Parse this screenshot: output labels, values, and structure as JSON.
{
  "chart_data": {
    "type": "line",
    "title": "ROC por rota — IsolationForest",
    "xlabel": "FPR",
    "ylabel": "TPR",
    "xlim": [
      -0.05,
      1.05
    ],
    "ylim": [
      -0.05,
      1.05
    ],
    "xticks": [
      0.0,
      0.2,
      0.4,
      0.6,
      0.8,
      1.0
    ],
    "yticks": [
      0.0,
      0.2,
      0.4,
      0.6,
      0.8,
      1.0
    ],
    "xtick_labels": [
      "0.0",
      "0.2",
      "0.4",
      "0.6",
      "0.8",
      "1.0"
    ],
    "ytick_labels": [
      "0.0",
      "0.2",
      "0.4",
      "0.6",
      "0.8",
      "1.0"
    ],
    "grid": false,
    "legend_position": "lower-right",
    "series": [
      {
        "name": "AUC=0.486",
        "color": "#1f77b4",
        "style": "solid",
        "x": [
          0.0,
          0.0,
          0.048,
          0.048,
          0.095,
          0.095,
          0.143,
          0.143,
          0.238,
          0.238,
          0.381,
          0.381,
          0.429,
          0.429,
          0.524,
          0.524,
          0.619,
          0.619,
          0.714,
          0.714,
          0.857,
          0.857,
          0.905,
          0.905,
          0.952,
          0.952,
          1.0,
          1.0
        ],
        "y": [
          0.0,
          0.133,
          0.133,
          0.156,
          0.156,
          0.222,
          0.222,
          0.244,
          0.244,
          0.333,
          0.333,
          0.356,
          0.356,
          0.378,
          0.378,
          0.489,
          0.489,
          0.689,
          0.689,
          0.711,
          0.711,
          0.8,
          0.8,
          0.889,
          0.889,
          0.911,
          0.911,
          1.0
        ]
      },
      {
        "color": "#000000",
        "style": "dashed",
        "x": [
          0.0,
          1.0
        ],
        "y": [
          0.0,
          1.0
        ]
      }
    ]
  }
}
○ ○ ○ ○
Copy all data exactly, start to finish.

Finished task:
Parse this screenshot: output labels, values, and structure as JSON.
{
  "chart_data": {
    "type": "line",
    "title": "ROC por rota — IsolationForest",
    "xlabel": "FPR",
    "ylabel": "TPR",
    "xlim": [
      -0.05,
      1.05
    ],
    "ylim": [
      -0.05,
      1.05
    ],
    "xticks": [
      0.0,
      0.2,
      0.4,
      0.6,
      0.8,
      1.0
    ],
    "yticks": [
      0.0,
      0.2,
      0.4,
      0.6,
      0.8,
      1.0
    ],
    "xtick_labels": [
      "0.0",
      "0.2",
      "0.4",
      "0.6",
      "0.8",
      "1.0"
    ],
    "ytick_labels": [
      "0.0",
      "0.2",
      "0.4",
      "0.6",
      "0.8",
      "1.0"
    ],
    "grid": false,
    "legend_position": "lower-right",
    "series": [
      {
        "name": "AUC=0.486",
        "color": "#1f77b4",
        "style": "solid",
        "x": [
          0.0,
          0.0,
          0.048,
          0.048,
          0.095,
          0.095,
          0.143,
          0.143,
          0.238,
          0.238,
          0.381,
          0.381,
          0.429,
          0.429,
          0.524,
          0.524,
          0.619,
          0.619,
          0.714,
          0.714,
          0.857,
          0.857,
          0.905,
          0.905,
          0.952,
          0.952,
          1.0,
          1.0
        ],
        "y": [
          0.0,
          0.133,
          0.133,
          0.156,
          0.156,
          0.222,
          0.222,
          0.244,
          0.244,
          0.333,
          0.333,
          0.356,
          0.356,
          0.378,
          0.378,
          0.489,
          0.489,
          0.689,
          0.689,
          0.711,
          0.711,
          0.8,
          0.8,
          0.889,
          0.889,
          0.911,
          0.911,
          1.0
        ]
      },
      {
        "color": "#000000",
        "style": "dashed",
        "x": [
          0.0,
          1.0
        ],
        "y": [
          0.0,
          1.0
        ]
      }
    ]
  }
}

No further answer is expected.